Count the lines below that contain the word "Chairs". Give only the number.

>>>>>

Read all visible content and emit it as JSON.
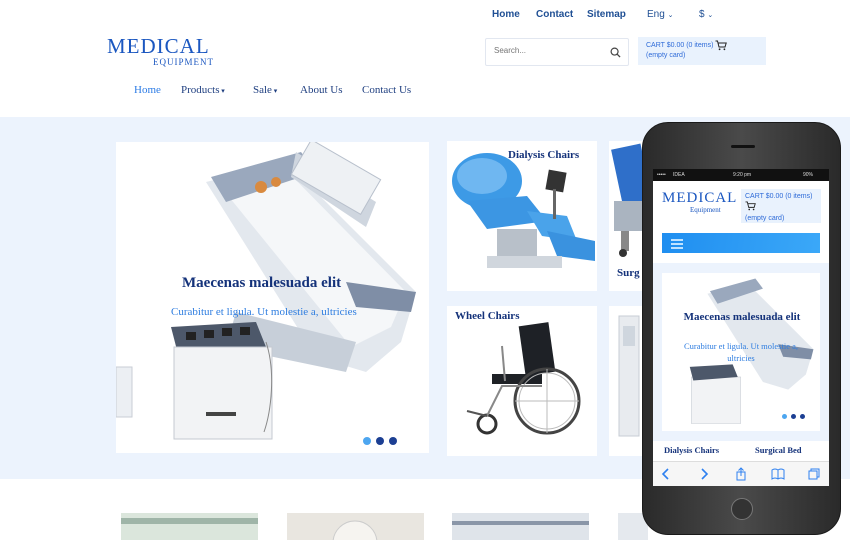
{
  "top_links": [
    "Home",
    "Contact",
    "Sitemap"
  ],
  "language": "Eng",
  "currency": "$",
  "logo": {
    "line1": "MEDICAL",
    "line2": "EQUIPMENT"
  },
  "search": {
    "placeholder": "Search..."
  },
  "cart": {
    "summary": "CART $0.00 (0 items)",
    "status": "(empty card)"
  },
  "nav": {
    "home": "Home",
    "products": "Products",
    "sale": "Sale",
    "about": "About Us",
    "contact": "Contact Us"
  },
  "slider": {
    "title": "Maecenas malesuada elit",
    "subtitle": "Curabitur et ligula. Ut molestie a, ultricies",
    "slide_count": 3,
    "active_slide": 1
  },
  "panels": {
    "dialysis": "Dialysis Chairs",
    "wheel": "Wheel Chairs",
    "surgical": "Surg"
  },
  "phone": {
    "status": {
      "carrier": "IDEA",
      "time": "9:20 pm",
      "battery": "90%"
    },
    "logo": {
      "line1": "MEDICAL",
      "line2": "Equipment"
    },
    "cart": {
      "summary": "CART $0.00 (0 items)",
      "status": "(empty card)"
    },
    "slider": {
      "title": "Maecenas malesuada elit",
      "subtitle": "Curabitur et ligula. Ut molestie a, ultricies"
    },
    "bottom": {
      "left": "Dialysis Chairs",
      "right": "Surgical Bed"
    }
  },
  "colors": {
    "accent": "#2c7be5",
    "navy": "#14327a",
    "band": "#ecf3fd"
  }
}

<<<<<

» Result
3